Saúde

Homem corre risco de morrer em Venda Nova por falta de vaga em UTI no Estado

Fernanda Zandonadi
jornalismofmz@gmail.com

 

Atualização: Às 11h30 desta segunda-feira (11), a família do idoso foi informada de que havia um leito de UTI disponível no Hospital Evangélico, em Cachoeiro, para onde ele será transferido ainda hoje. 

 

A falta de vagas nas Unidades de Tratamento Intensivo (UTI) do Espírito Santo já deixa marcas macabras. Pacientes estão morrendo por falta de tratamento adequado. Segundo o chefe de Clínica Médica do Hospital Padre Máximo (HPM), de Venda Nova do Imigrante, Demeris Jubileu, algumas mortes já ocorreram na cidade pela falta de leitos nas UTIs do Estado. O HPM não dispõe de suporte para tratar pacientes em estado tão grave e, a orientação, é de que eles sejam transferidos para hospitais estaduais, que contam com estrutura mais completa.

 

A história continua com traços trágicos. Um senhor de 76 anos aguarda, em estado gravíssimo, pela liberação de um leito. Ludugério Klittel, que tem insuficiência renal e trava uma luta contra o câncer, deu entrada no Hospital Padre Máximo (HPM) na manhã de domingo (10). Desde então, os médicos tentam um leito de UTI em Cachoeiro de Itapemirim e Vitória, mas sem sucesso.

 

"Há uma vaga em Cachoeiro que está quase saindo, mas nada certo. Mas, às vezes, ficamos três, quatro dias com um paciente grave aqui, por falta de leitos. Algumas famílias precisam entrar com ação na Justiça para conseguir uma vaga. E o senhor Ludugério pode morrer se não fizer a hemodiálise. Na madrugada de hoje (segunda), a médica plantonista teve que lutar muito para mantê-lo vivo. Cheguei aqui pela manhã, ele precisou ser sedado e entubado. A hemodiálise já era para ter sido feita ontem (domingo). Sem a hemodiálise não há chances, já que os níveis de potássio dele estão muito altos e, só com medicamentos, não conseguimos baixar. Esse tipo de luta por vaga acontece aqui no hospital pelo menos duas vezes por semana. Não há vagas na  UTI e já tivemos algumas mortes por conta da falta de leitos", conta o chefe de clínica médica do HPM, Demeris Jubileu, explicando que a espera de até quatro dias por um leito pode ser fatal para pacientes mais graves. 

 

O filho do paciente, Celso Kuster, já está buscando na Justiça uma liminar que obrigue o Estado a conseguir um leito de UTI para o pai. "Ele está precisando urgente dessa hemodiálise, senão os médicos disseram que esperam o pior. E desde ontem (domingo) estamos lutando por essa vaga. Pagamos ambulância, se necessário, mas o problema é que a vaga não aparece", desespera-se o filho. 

 

O que diz a Secretaria de Estado de Saúde

 

Em nota, a  Secretaria de Estado da Saúde (Sesa) informou que "vem trabalhando para garantir e ampliar o acesso aos serviços de saúde. A vaga solicitada está sendo providenciada dentro do perfil clínico do paciente. Para garantir o atendimento em leitos hospitalares, primeiro são avaliadas as características e especialidades solicitadas pela unidade. Primeiramente, é feita a busca pela vaga nos hospitais estaduais, caso não haja leito disponível é feita a busca na rede filantrópica, e por fim, na rede particular".
● ● ●
> O que fazer: Diga se cada afirmação a seguir está de acordo com o texto, respondendo sim ou não e citando literalmente as palavras do texto que decidem a questão: (a) O paciente de 76 anos deu entrada no Hospital Padre Máximo na manhã de domingo. (b) O Hospital Padre Máximo tem suporte para tratar pacientes em estado grave. (c) Segundo a Sesa, a busca por vaga começa pela rede particular.
● ● ●
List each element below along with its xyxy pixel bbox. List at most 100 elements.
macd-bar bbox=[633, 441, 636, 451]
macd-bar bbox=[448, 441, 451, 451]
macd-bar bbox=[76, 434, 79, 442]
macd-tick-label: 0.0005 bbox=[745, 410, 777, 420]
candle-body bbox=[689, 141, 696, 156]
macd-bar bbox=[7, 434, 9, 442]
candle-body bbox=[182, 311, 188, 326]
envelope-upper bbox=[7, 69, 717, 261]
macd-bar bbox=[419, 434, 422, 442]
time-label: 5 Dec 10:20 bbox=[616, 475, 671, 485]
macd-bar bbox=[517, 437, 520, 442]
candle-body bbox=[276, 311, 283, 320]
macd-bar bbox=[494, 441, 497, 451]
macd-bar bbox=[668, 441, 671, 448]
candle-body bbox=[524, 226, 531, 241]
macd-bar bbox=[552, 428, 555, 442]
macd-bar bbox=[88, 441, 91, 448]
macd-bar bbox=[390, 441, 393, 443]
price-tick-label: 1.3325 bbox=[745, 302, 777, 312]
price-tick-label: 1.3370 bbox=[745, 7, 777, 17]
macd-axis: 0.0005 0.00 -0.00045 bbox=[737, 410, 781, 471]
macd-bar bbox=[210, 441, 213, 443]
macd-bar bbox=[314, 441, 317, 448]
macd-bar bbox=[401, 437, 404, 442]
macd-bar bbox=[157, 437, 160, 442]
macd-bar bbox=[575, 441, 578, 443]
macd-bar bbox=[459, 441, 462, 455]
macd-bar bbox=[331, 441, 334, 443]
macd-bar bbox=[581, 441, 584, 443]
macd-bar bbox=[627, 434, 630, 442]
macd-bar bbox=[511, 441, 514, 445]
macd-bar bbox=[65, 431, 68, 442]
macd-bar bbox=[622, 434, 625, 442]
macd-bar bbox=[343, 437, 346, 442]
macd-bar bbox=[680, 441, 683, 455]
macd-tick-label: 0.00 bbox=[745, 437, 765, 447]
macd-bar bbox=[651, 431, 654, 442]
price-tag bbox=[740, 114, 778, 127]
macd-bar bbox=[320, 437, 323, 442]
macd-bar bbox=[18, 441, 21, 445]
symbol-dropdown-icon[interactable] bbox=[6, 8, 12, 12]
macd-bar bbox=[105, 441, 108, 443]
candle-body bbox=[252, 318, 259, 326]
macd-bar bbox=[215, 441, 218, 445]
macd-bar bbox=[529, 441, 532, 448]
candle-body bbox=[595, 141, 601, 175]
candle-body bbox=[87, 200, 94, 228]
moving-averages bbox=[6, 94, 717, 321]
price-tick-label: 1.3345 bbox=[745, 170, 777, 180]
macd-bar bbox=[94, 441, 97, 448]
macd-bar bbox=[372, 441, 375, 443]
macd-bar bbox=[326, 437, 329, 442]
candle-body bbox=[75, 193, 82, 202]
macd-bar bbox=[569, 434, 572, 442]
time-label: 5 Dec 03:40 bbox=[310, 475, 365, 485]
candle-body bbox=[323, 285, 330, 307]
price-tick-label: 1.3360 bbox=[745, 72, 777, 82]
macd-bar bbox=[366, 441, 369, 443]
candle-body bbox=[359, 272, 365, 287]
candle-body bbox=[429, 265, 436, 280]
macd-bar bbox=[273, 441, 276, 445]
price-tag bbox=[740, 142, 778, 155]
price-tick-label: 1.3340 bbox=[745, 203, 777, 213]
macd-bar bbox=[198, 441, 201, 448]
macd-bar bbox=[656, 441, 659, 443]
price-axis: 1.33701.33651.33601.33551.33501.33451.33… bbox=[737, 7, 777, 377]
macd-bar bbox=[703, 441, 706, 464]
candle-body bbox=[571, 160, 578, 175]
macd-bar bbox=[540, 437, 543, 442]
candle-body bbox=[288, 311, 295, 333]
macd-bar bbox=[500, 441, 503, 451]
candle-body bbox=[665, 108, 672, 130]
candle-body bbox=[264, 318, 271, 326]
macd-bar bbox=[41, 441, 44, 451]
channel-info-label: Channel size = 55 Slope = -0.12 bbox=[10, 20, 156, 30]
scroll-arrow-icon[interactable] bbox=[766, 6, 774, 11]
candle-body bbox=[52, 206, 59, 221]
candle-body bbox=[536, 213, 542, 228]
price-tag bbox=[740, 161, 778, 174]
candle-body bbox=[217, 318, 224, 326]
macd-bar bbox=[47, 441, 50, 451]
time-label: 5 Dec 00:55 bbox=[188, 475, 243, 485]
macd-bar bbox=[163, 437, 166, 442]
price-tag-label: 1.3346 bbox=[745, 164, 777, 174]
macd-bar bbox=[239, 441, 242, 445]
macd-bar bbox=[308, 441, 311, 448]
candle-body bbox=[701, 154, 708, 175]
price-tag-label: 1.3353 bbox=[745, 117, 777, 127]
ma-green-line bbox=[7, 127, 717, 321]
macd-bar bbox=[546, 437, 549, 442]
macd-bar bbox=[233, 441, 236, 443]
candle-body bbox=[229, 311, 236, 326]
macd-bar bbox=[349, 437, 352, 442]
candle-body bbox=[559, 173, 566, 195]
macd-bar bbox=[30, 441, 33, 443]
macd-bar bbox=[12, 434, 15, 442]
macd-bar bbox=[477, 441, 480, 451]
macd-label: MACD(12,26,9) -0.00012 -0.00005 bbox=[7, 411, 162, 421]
● ● ●
> Espaço para resposta:
(a) Sim: "deu entrada no Hospital Padre Máximo (HPM) na manhã de domingo (10)".
(b) Não: "O HPM não dispõe de suporte para tratar pacientes em estado tão grave".
(c) Não: "Primeiramente, é feita a busca pela vaga nos hospitais estaduais".